(Recorded data)
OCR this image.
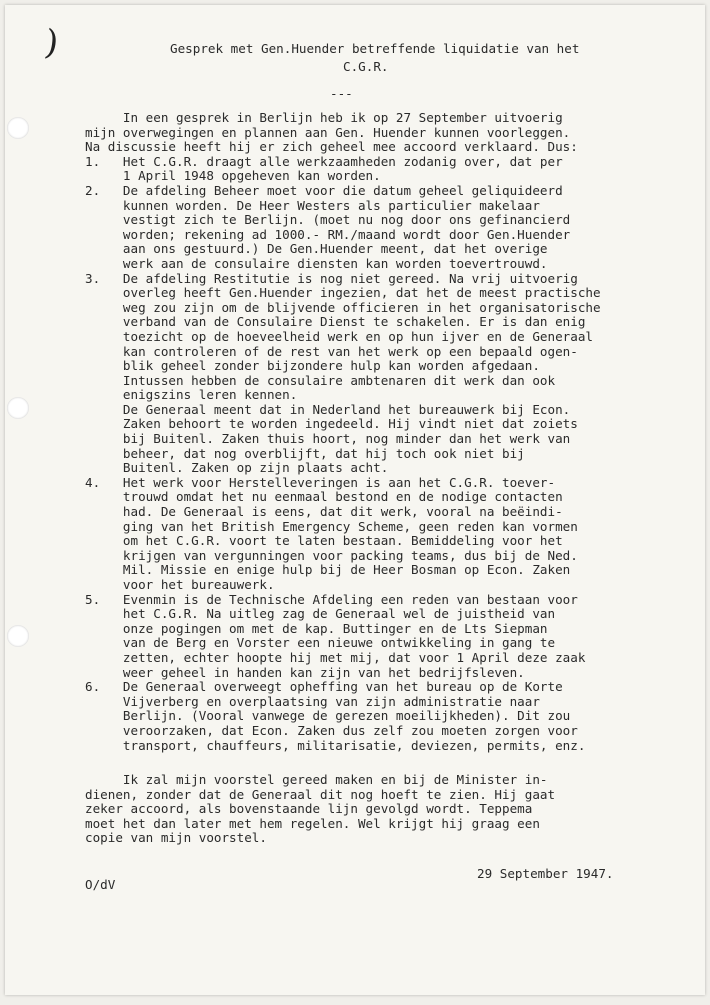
)	Gesprek met Gen.Huender betreffende liquidatie van het
C.G.R.
---
In een gesprek in Berlijn heb ik op 27 September uitvoerig
mijn overwegingen en plannen aan Gen. Huender kunnen voorleggen.
Na discussie heeft hij er zich geheel mee accoord verklaard. Dus:
1.   Het C.G.R. draagt alle werkzaamheden zodanig over, dat per
1 April 1948 opgeheven kan worden.
2.   De afdeling Beheer moet voor die datum geheel geliquideerd
kunnen worden. De Heer Westers als particulier makelaar
vestigt zich te Berlijn. (moet nu nog door ons gefinancierd
worden; rekening ad 1000.- RM./maand wordt door Gen.Huender
aan ons gestuurd.) De Gen.Huender meent, dat het overige
werk aan de consulaire diensten kan worden toevertrouwd.
3.   De afdeling Restitutie is nog niet gereed. Na vrij uitvoerig
overleg heeft Gen.Huender ingezien, dat het de meest practische
weg zou zijn om de blijvende officieren in het organisatorische
verband van de Consulaire Dienst te schakelen. Er is dan enig
toezicht op de hoeveelheid werk en op hun ijver en de Generaal
kan controleren of de rest van het werk op een bepaald ogen-
blik geheel zonder bijzondere hulp kan worden afgedaan.
Intussen hebben de consulaire ambtenaren dit werk dan ook
enigszins leren kennen.
De Generaal meent dat in Nederland het bureauwerk bij Econ.
Zaken behoort te worden ingedeeld. Hij vindt niet dat zoiets
bij Buitenl. Zaken thuis hoort, nog minder dan het werk van
beheer, dat nog overblijft, dat hij toch ook niet bij
Buitenl. Zaken op zijn plaats acht.
4.   Het werk voor Herstelleveringen is aan het C.G.R. toever-
trouwd omdat het nu eenmaal bestond en de nodige contacten
had. De Generaal is eens, dat dit werk, vooral na beëindi-
ging van het British Emergency Scheme, geen reden kan vormen
om het C.G.R. voort te laten bestaan. Bemiddeling voor het
krijgen van vergunningen voor packing teams, dus bij de Ned.
Mil. Missie en enige hulp bij de Heer Bosman op Econ. Zaken
voor het bureauwerk.
5.   Evenmin is de Technische Afdeling een reden van bestaan voor
het C.G.R. Na uitleg zag de Generaal wel de juistheid van
onze pogingen om met de kap. Buttinger en de Lts Siepman
van de Berg en Vorster een nieuwe ontwikkeling in gang te
zetten, echter hoopte hij met mij, dat voor 1 April deze zaak
weer geheel in handen kan zijn van het bedrijfsleven.
6.   De Generaal overweegt opheffing van het bureau op de Korte
Vijverberg en overplaatsing van zijn administratie naar
Berlijn. (Vooral vanwege de gerezen moeilijkheden). Dit zou
veroorzaken, dat Econ. Zaken dus zelf zou moeten zorgen voor
transport, chauffeurs, militarisatie, deviezen, permits, enz.
Ik zal mijn voorstel gereed maken en bij de Minister in-
dienen, zonder dat de Generaal dit nog hoeft te zien. Hij gaat
zeker accoord, als bovenstaande lijn gevolgd wordt. Teppema
moet het dan later met hem regelen. Wel krijgt hij graag een
copie van mijn voorstel.
29 September 1947.
O/dV
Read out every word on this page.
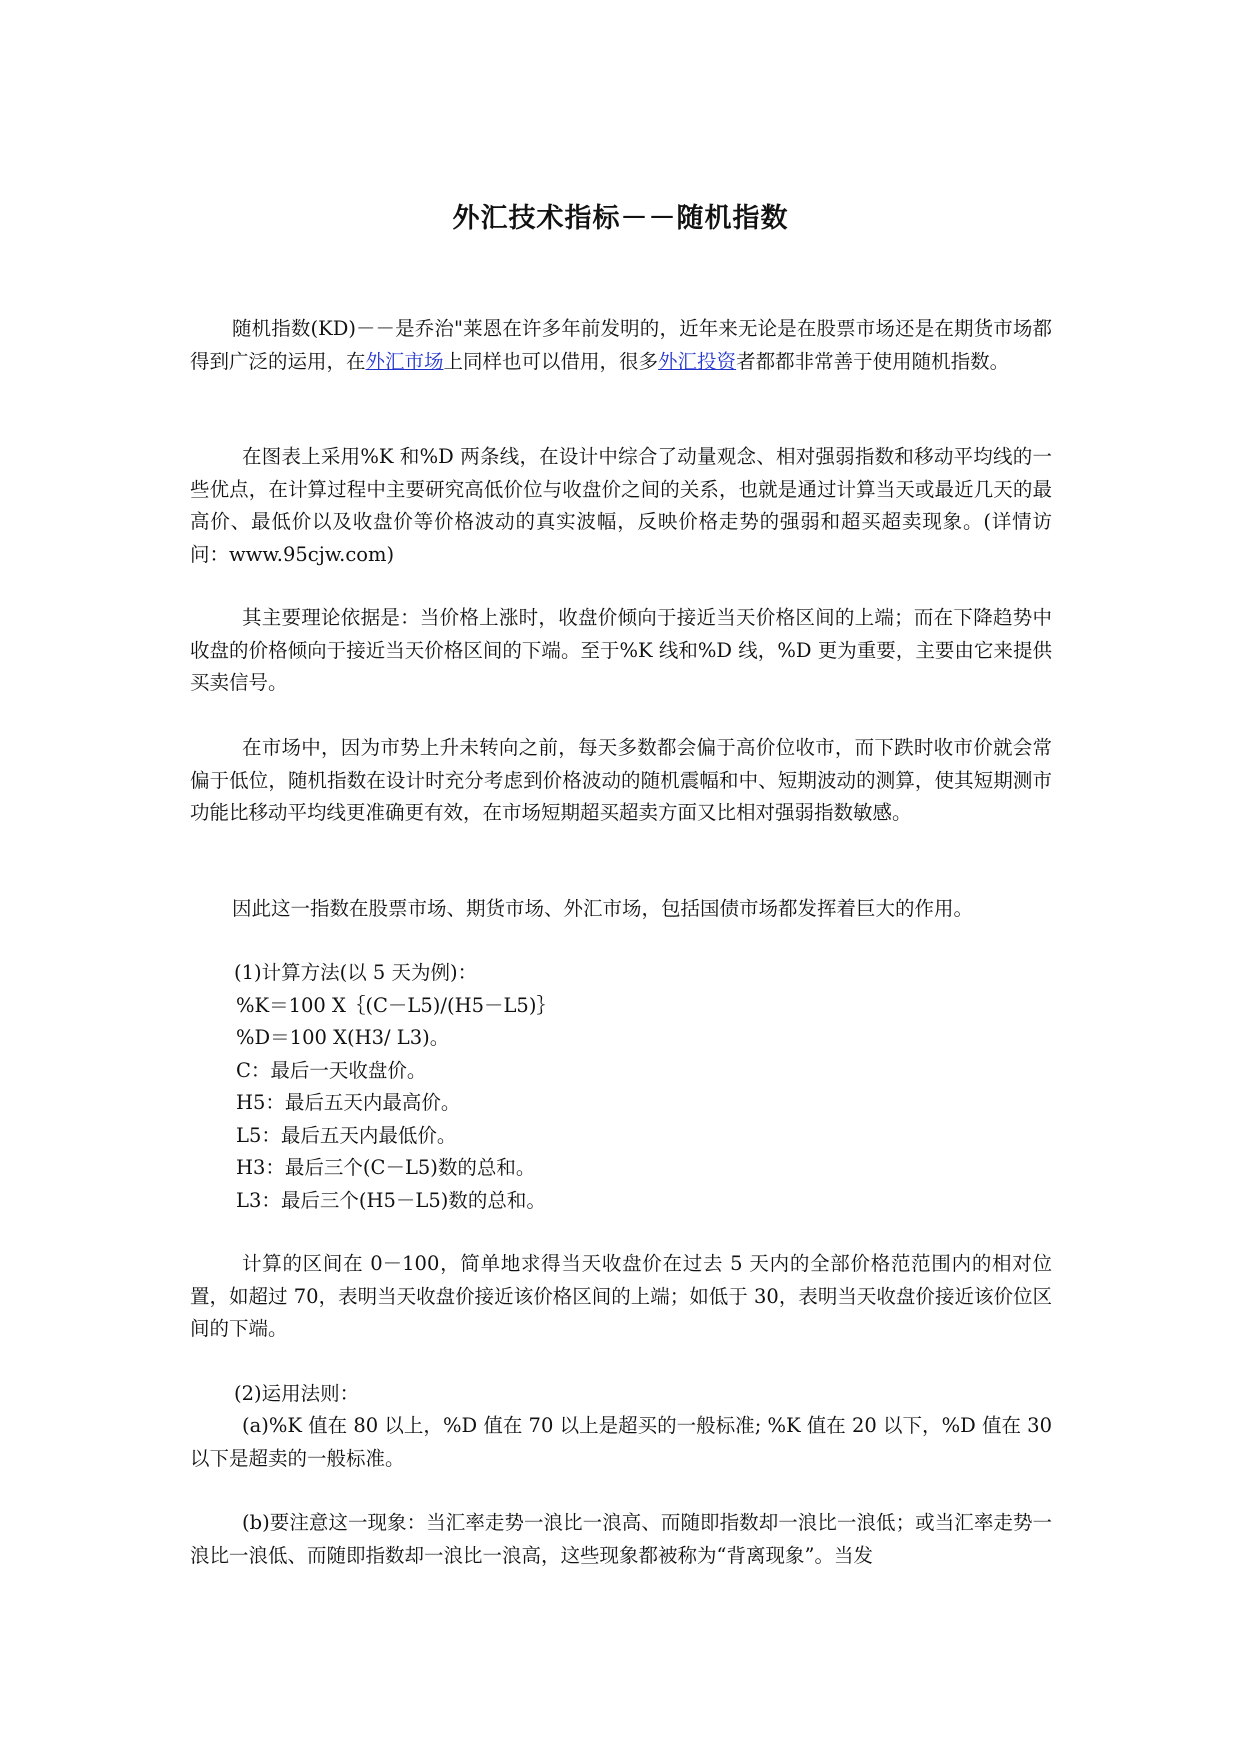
外汇技术指标－－随机指数

随机指数(KD)－－是乔治"莱恩在许多年前发明的，近年来无论是在股票市场还是在期货市场都得到广泛的运用，在外汇市场上同样也可以借用，很多外汇投资者都都非常善于使用随机指数。

在图表上采用%K 和%D 两条线，在设计中综合了动量观念、相对强弱指数和移动平均线的一些优点，在计算过程中主要研究高低价位与收盘价之间的关系，也就是通过计算当天或最近几天的最高价、最低价以及收盘价等价格波动的真实波幅，反映价格走势的强弱和超买超卖现象。(详情访问：www.95cjw.com)

其主要理论依据是：当价格上涨时，收盘价倾向于接近当天价格区间的上端；而在下降趋势中收盘的价格倾向于接近当天价格区间的下端。至于%K 线和%D 线，%D 更为重要，主要由它来提供买卖信号。

在市场中，因为市势上升未转向之前，每天多数都会偏于高价位收市，而下跌时收市价就会常偏于低位，随机指数在设计时充分考虑到价格波动的随机震幅和中、短期波动的测算，使其短期测市功能比移动平均线更准确更有效，在市场短期超买超卖方面又比相对强弱指数敏感。

因此这一指数在股票市场、期货市场、外汇市场，包括国债市场都发挥着巨大的作用。

(1)计算方法(以 5 天为例)：
%K＝100 X｛(C－L5)/(H5－L5)｝
%D＝100 X(H3/ L3)。
C：最后一天收盘价。
H5：最后五天内最高价。
L5：最后五天内最低价。
H3：最后三个(C－L5)数的总和。
L3：最后三个(H5－L5)数的总和。

计算的区间在 0－100，简单地求得当天收盘价在过去 5 天内的全部价格范范围内的相对位置，如超过 70，表明当天收盘价接近该价格区间的上端；如低于 30，表明当天收盘价接近该价位区间的下端。

(2)运用法则：

(a)%K 值在 80 以上，%D 值在 70 以上是超买的一般标准; %K 值在 20 以下，%D 值在 30 以下是超卖的一般标准。

(b)要注意这一现象：当汇率走势一浪比一浪高、而随即指数却一浪比一浪低；或当汇率走势一浪比一浪低、而随即指数却一浪比一浪高，这些现象都被称为“背离现象”。当发
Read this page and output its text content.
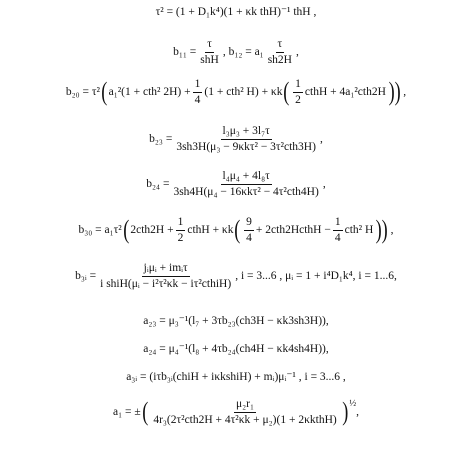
τ² = (1 + D₁k⁴)(1 + κk thH)⁻¹ thH ,
$b_{11} = \frac{\tau}{\text{shH}}$ , $b_{12} = a_1 \frac{\tau}{sh2H}$ ,
b₂₀ = τ² ( a₁²(1 + cth² $2H) + \frac{1}{4} (1 + cth^2$ H) + κk ( $\frac{1}{2}$ cthH + 4a₁²cth2H )) ,
$b_{23} = \frac{\text{l₃μ₃ + 3l₇τ}}{\text{3sh3H(μ₃ − 9κkτ² − 3τ²cth3H)}}$ ,
$b_{24} = \frac{\text{l₄μ₄ + 4l₈τ}}{\text{3sh4H(μ₄ − 16κkτ² − 4τ²cth4H)}}$ ,
b₃₀ = a₁τ² ( $2cth2H + \frac{1}{2}$ cthH + κk ( $\frac{9}{4}$ + 2cth2HcthH − $\frac{1}{4} cth^2$ H )) ,
b₃ᵢ = $\frac{\text{jᵢμᵢ + imᵢτ}}{\text{i shiH(μᵢ − i²τ²κk − iτ²cthiH)}}$ , i = 3...6 , μᵢ = 1 + i⁴D₁k⁴, i = 1...6,
a₂₃ = μ₃⁻¹(l₇ + 3τb₂₃(ch3H − κk3sh3H)),
a₂₄ = μ₄⁻¹(l₈ + 4τb₂₄(ch4H − κk4sh4H)),
a₃ᵢ = (iτb₃ᵢ(chiH + iκkshiH) + mᵢ)μᵢ⁻¹ , i = 3...6 ,
a₁ = ± ( $\frac{\text{μ₂r₁}}{\text{4r₃(2τ²cth2H + 4τ²κk + μ₂)(1 + 2κkthH)}}$ ) ½
,
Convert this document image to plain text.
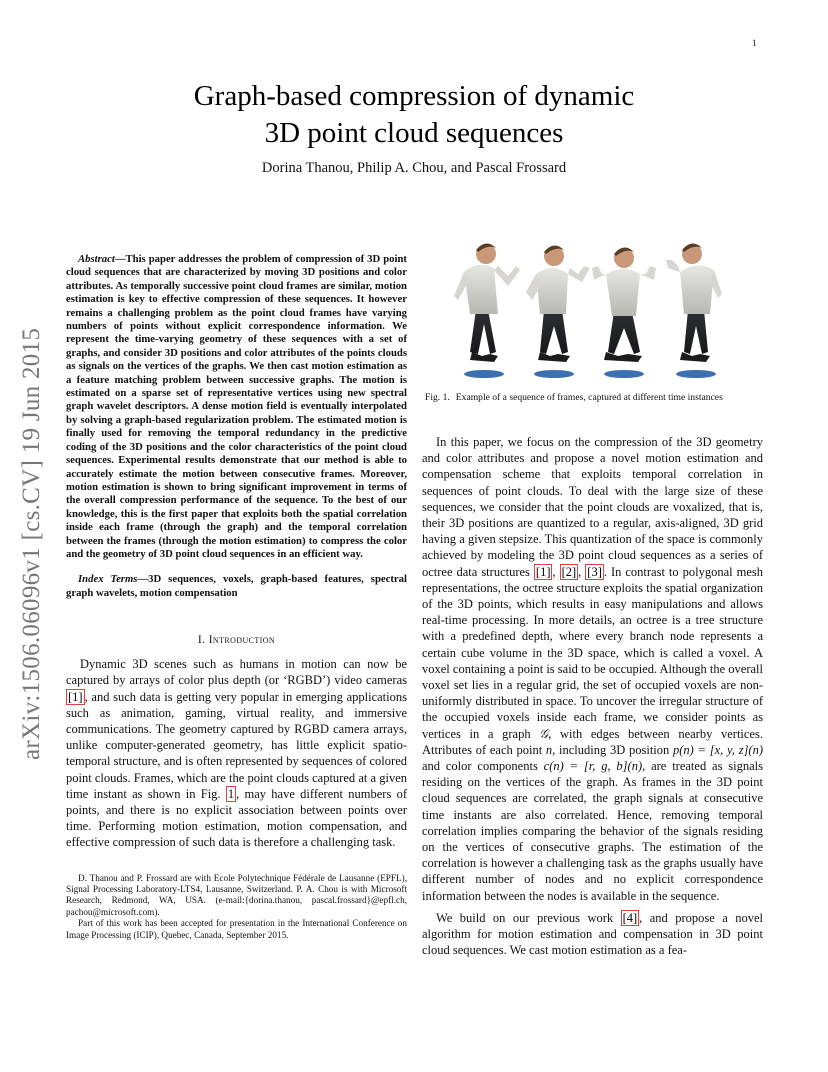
1
arXiv:1506.06096v1 [cs.CV] 19 Jun 2015
Graph-based compression of dynamic
3D point cloud sequences
Dorina Thanou, Philip A. Chou, and Pascal Frossard

Abstract—This paper addresses the problem of compression of 3D point cloud sequences that are characterized by moving 3D positions and color attributes. As temporally successive point cloud frames are similar, motion estimation is key to effective compression of these sequences. It however remains a challenging problem as the point cloud frames have varying numbers of points without explicit correspondence information. We represent the time-varying geometry of these sequences with a set of graphs, and consider 3D positions and color attributes of the points clouds as signals on the vertices of the graphs. We then cast motion estimation as a feature matching problem between successive graphs. The motion is estimated on a sparse set of representative vertices using new spectral graph wavelet descriptors. A dense motion field is eventually interpolated by solving a graph-based regularization problem. The estimated motion is finally used for removing the temporal redundancy in the predictive coding of the 3D positions and the color characteristics of the point cloud sequences. Experimental results demonstrate that our method is able to accurately estimate the motion between consecutive frames. Moreover, motion estimation is shown to bring significant improvement in terms of the overall compression performance of the sequence. To the best of our knowledge, this is the first paper that exploits both the spatial correlation inside each frame (through the graph) and the temporal correlation between the frames (through the motion estimation) to compress the color and the geometry of 3D point cloud sequences in an efficient way.

Index Terms—3D sequences, voxels, graph-based features, spectral graph wavelets, motion compensation

I. Introduction

Dynamic 3D scenes such as humans in motion can now be captured by arrays of color plus depth (or ‘RGBD’) video cameras [1] , and such data is getting very popular in emerging applications such as animation, gaming, virtual reality, and immersive communications. The geometry captured by RGBD camera arrays, unlike computer-generated geometry, has little explicit spatio-temporal structure, and is often represented by sequences of colored point clouds. Frames, which are the point clouds captured at a given time instant as shown in Fig. 1 , may have different numbers of points, and there is no explicit association between points over time. Performing motion estimation, motion compensation, and effective compression of such data is therefore a challenging task.

D. Thanou and P. Frossard are with Ecole Polytechnique Fédérale de Lausanne (EPFL), Signal Processing Laboratory-LTS4, Lausanne, Switzerland. P. A. Chou is with Microsoft Research, Redmond, WA, USA. (e-mail:{dorina.thanou, pascal.frossard}@epfl.ch, pachou@microsoft.com).

Part of this work has been accepted for presentation in the International Conference on Image Processing (ICIP), Quebec, Canada, September 2015.

Fig. 1. Example of a sequence of frames, captured at different time instances

In this paper, we focus on the compression of the 3D geometry and color attributes and propose a novel motion estimation and compensation scheme that exploits temporal correlation in sequences of point clouds. To deal with the large size of these sequences, we consider that the point clouds are voxalized, that is, their 3D positions are quantized to a regular, axis-aligned, 3D grid having a given stepsize. This quantization of the space is commonly achieved by modeling the 3D point cloud sequences as a series of octree data structures [1] , [2] , [3] . In contrast to polygonal mesh representations, the octree structure exploits the spatial organization of the 3D points, which results in easy manipulations and allows real-time processing. In more details, an octree is a tree structure with a predefined depth, where every branch node represents a certain cube volume in the 3D space, which is called a voxel. A voxel containing a point is said to be occupied. Although the overall voxel set lies in a regular grid, the set of occupied voxels are non-uniformly distributed in space. To uncover the irregular structure of the occupied voxels inside each frame, we consider points as vertices in a graph 𝒢, with edges between nearby vertices. Attributes of each point n, including 3D position p(n) = [x, y, z](n) and color components c(n) = [r, g, b](n), are treated as signals residing on the vertices of the graph. As frames in the 3D point cloud sequences are correlated, the graph signals at consecutive time instants are also correlated. Hence, removing temporal correlation implies comparing the behavior of the signals residing on the vertices of consecutive graphs. The estimation of the correlation is however a challenging task as the graphs usually have different number of nodes and no explicit correspondence information between the nodes is available in the sequence.

We build on our previous work [4] , and propose a novel algorithm for motion estimation and compensation in 3D point cloud sequences. We cast motion estimation as a fea-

■ Task requirements: Look back over the material above and state how many lines hold the word "zonder". Write the number and nothing else.

■ Correct output: 2